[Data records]
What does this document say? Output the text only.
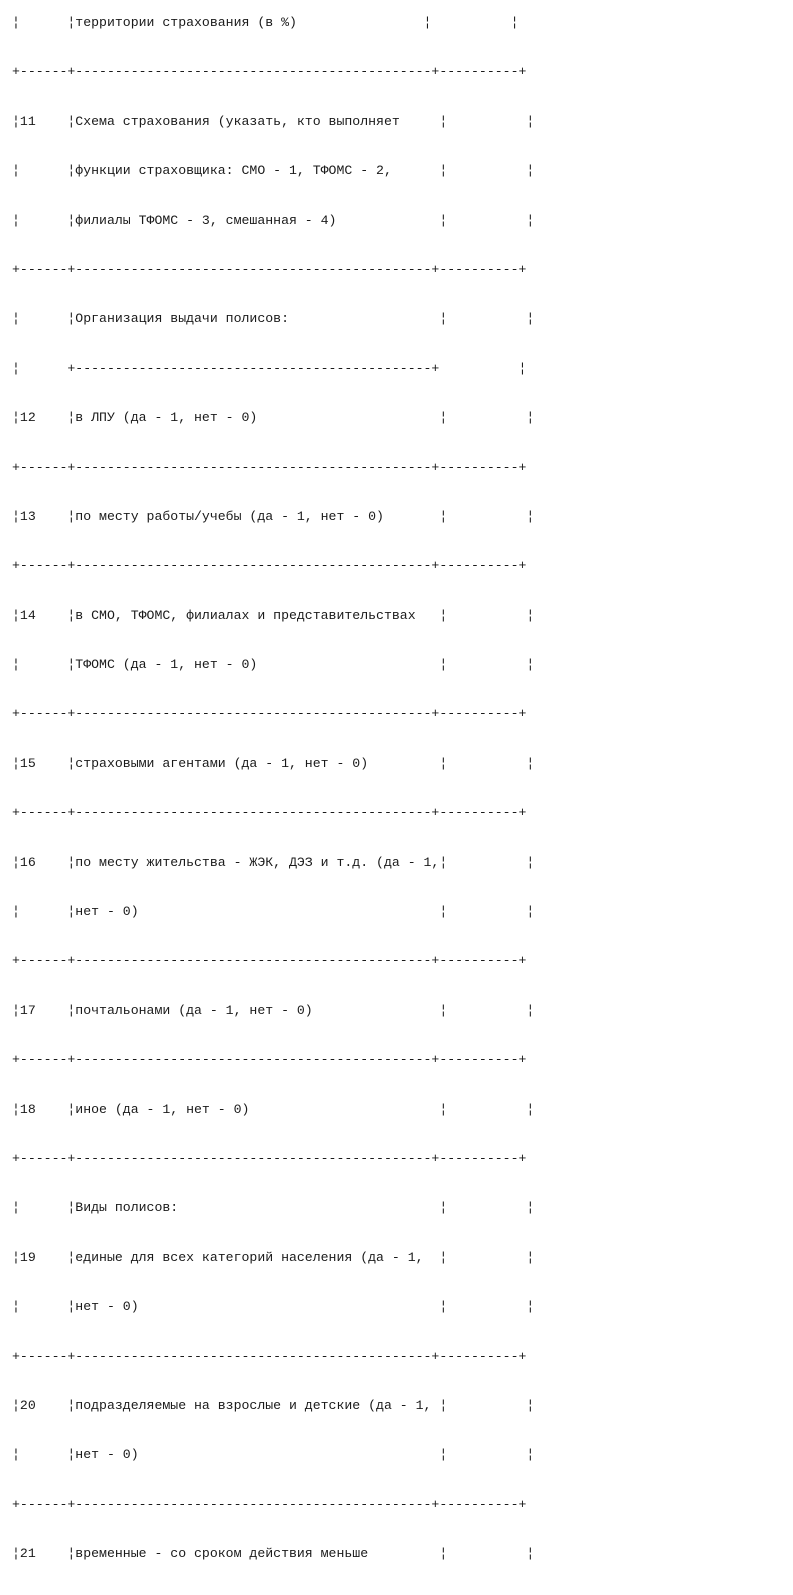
¦      ¦территории страхования (в %)                ¦          ¦

+------+---------------------------------------------+----------+

¦11    ¦Схема страхования (указать, кто выполняет     ¦          ¦

¦      ¦функции страховщика: СМО - 1, ТФОМС - 2,      ¦          ¦

¦      ¦филиалы ТФОМС - 3, смешанная - 4)             ¦          ¦

+------+---------------------------------------------+----------+

¦      ¦Организация выдачи полисов:                   ¦          ¦

¦      +---------------------------------------------+          ¦

¦12    ¦в ЛПУ (да - 1, нет - 0)                       ¦          ¦

+------+---------------------------------------------+----------+

¦13    ¦по месту работы/учебы (да - 1, нет - 0)       ¦          ¦

+------+---------------------------------------------+----------+

¦14    ¦в СМО, ТФОМС, филиалах и представительствах   ¦          ¦

¦      ¦ТФОМС (да - 1, нет - 0)                       ¦          ¦

+------+---------------------------------------------+----------+

¦15    ¦страховыми агентами (да - 1, нет - 0)         ¦          ¦

+------+---------------------------------------------+----------+

¦16    ¦по месту жительства - ЖЭК, ДЭЗ и т.д. (да - 1,¦          ¦

¦      ¦нет - 0)                                      ¦          ¦

+------+---------------------------------------------+----------+

¦17    ¦почтальонами (да - 1, нет - 0)                ¦          ¦

+------+---------------------------------------------+----------+

¦18    ¦иное (да - 1, нет - 0)                        ¦          ¦

+------+---------------------------------------------+----------+

¦      ¦Виды полисов:                                 ¦          ¦

¦19    ¦единые для всех категорий населения (да - 1,  ¦          ¦

¦      ¦нет - 0)                                      ¦          ¦

+------+---------------------------------------------+----------+

¦20    ¦подразделяемые на взрослые и детские (да - 1, ¦          ¦

¦      ¦нет - 0)                                      ¦          ¦

+------+---------------------------------------------+----------+

¦21    ¦временные - со сроком действия меньше         ¦          ¦
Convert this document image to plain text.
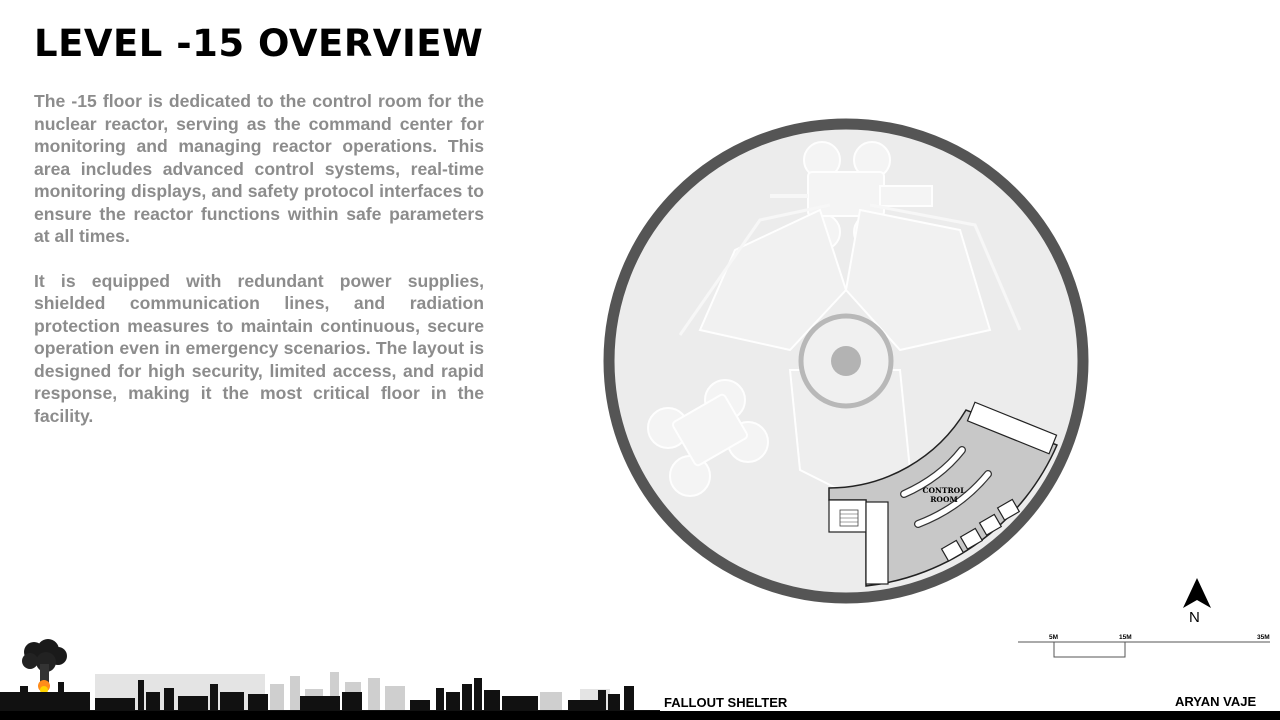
LEVEL -15 OVERVIEW

The -15 floor is dedicated to the control room for the nuclear reactor, serving as the command center for monitoring and managing reactor operations. This area includes advanced control systems, real-time monitoring displays, and safety protocol interfaces to ensure the reactor functions within safe parameters at all times.

It is equipped with redundant power supplies, shielded communication lines, and radiation protection measures to maintain continuous, secure operation even in emergency scenarios. The layout is designed for high security, limited access, and rapid response, making it the most critical floor in the facility.

CONTROL
ROOM
N
5M	15M	35M
FALLOUT SHELTER	ARYAN VAJE
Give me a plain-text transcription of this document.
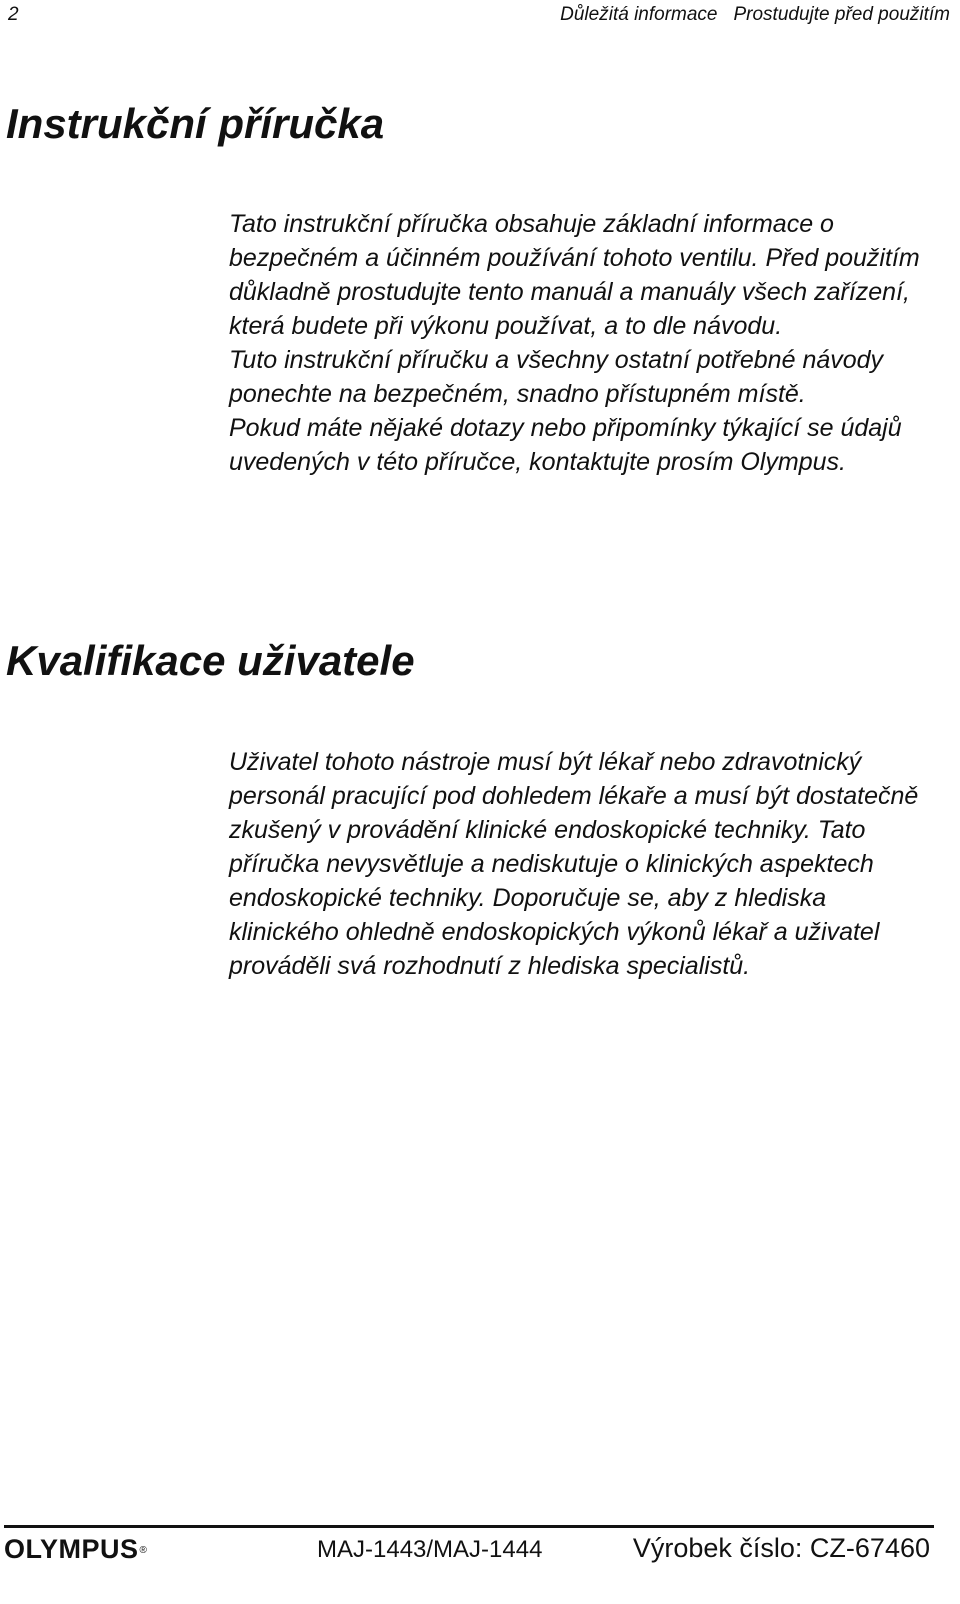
2	Důležitá informace Prostudujte před použitím
Instrukční příručka

Tato instrukční příručka obsahuje základní informace o bezpečném a účinném používání tohoto ventilu. Před použitím důkladně prostudujte tento manuál a manuály všech zařízení, která budete při výkonu používat, a to dle návodu.

Tuto instrukční příručku a všechny ostatní potřebné návody ponechte na bezpečném, snadno přístupném místě.

Pokud máte nějaké dotazy nebo připomínky týkající se údajů uvedených v této příručce, kontaktujte prosím Olympus.

Kvalifikace uživatele

Uživatel tohoto nástroje musí být lékař nebo zdravotnický personál pracující pod dohledem lékaře a musí být dostatečně zkušený v provádění klinické endoskopické techniky. Tato příručka nevysvětluje a nediskutuje o klinických aspektech endoskopické techniky. Doporučuje se, aby z hlediska klinického ohledně endoskopických výkonů lékař a uživatel prováděli svá rozhodnutí z hlediska specialistů.

OLYMPUS®	MAJ-1443/MAJ-1444	Výrobek číslo: CZ-67460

* Your task
Leaving aside the images, write out the entries above word for word.

* Expected output
What does this document say? Output the text only.
¦      ¦территории страхования (в %)                ¦          ¦

+------+---------------------------------------------+----------+

¦11    ¦Схема страхования (указать, кто выполняет     ¦          ¦

¦      ¦функции страховщика: СМО - 1, ТФОМС - 2,      ¦          ¦

¦      ¦филиалы ТФОМС - 3, смешанная - 4)             ¦          ¦

+------+---------------------------------------------+----------+

¦      ¦Организация выдачи полисов:                   ¦          ¦

¦      +---------------------------------------------+          ¦

¦12    ¦в ЛПУ (да - 1, нет - 0)                       ¦          ¦

+------+---------------------------------------------+----------+

¦13    ¦по месту работы/учебы (да - 1, нет - 0)       ¦          ¦

+------+---------------------------------------------+----------+

¦14    ¦в СМО, ТФОМС, филиалах и представительствах   ¦          ¦

¦      ¦ТФОМС (да - 1, нет - 0)                       ¦          ¦

+------+---------------------------------------------+----------+

¦15    ¦страховыми агентами (да - 1, нет - 0)         ¦          ¦

+------+---------------------------------------------+----------+

¦16    ¦по месту жительства - ЖЭК, ДЭЗ и т.д. (да - 1,¦          ¦

¦      ¦нет - 0)                                      ¦          ¦

+------+---------------------------------------------+----------+

¦17    ¦почтальонами (да - 1, нет - 0)                ¦          ¦

+------+---------------------------------------------+----------+

¦18    ¦иное (да - 1, нет - 0)                        ¦          ¦

+------+---------------------------------------------+----------+

¦      ¦Виды полисов:                                 ¦          ¦

¦19    ¦единые для всех категорий населения (да - 1,  ¦          ¦

¦      ¦нет - 0)                                      ¦          ¦

+------+---------------------------------------------+----------+

¦20    ¦подразделяемые на взрослые и детские (да - 1, ¦          ¦

¦      ¦нет - 0)                                      ¦          ¦

+------+---------------------------------------------+----------+

¦21    ¦временные - со сроком действия меньше         ¦          ¦
Convert this document image to plain text.
LEVEL -15 OVERVIEW

The -15 floor is dedicated to the control room for the nuclear reactor, serving as the command center for monitoring and managing reactor operations. This area includes advanced control systems, real-time monitoring displays, and safety protocol interfaces to ensure the reactor functions within safe parameters at all times.

It is equipped with redundant power supplies, shielded communication lines, and radiation protection measures to maintain continuous, secure operation even in emergency scenarios. The layout is designed for high security, limited access, and rapid response, making it the most critical floor in the facility.

CONTROL
ROOM
N
5M	15M	35M
FALLOUT SHELTER	ARYAN VAJE
Give me a plain-text transcription of this document.
2	Důležitá informace Prostudujte před použitím
Instrukční příručka

Tato instrukční příručka obsahuje základní informace o bezpečném a účinném používání tohoto ventilu. Před použitím důkladně prostudujte tento manuál a manuály všech zařízení, která budete při výkonu používat, a to dle návodu.

Tuto instrukční příručku a všechny ostatní potřebné návody ponechte na bezpečném, snadno přístupném místě.

Pokud máte nějaké dotazy nebo připomínky týkající se údajů uvedených v této příručce, kontaktujte prosím Olympus.

Kvalifikace uživatele

Uživatel tohoto nástroje musí být lékař nebo zdravotnický personál pracující pod dohledem lékaře a musí být dostatečně zkušený v provádění klinické endoskopické techniky. Tato příručka nevysvětluje a nediskutuje o klinických aspektech endoskopické techniky. Doporučuje se, aby z hlediska klinického ohledně endoskopických výkonů lékař a uživatel prováděli svá rozhodnutí z hlediska specialistů.

OLYMPUS®	MAJ-1443/MAJ-1444	Výrobek číslo: CZ-67460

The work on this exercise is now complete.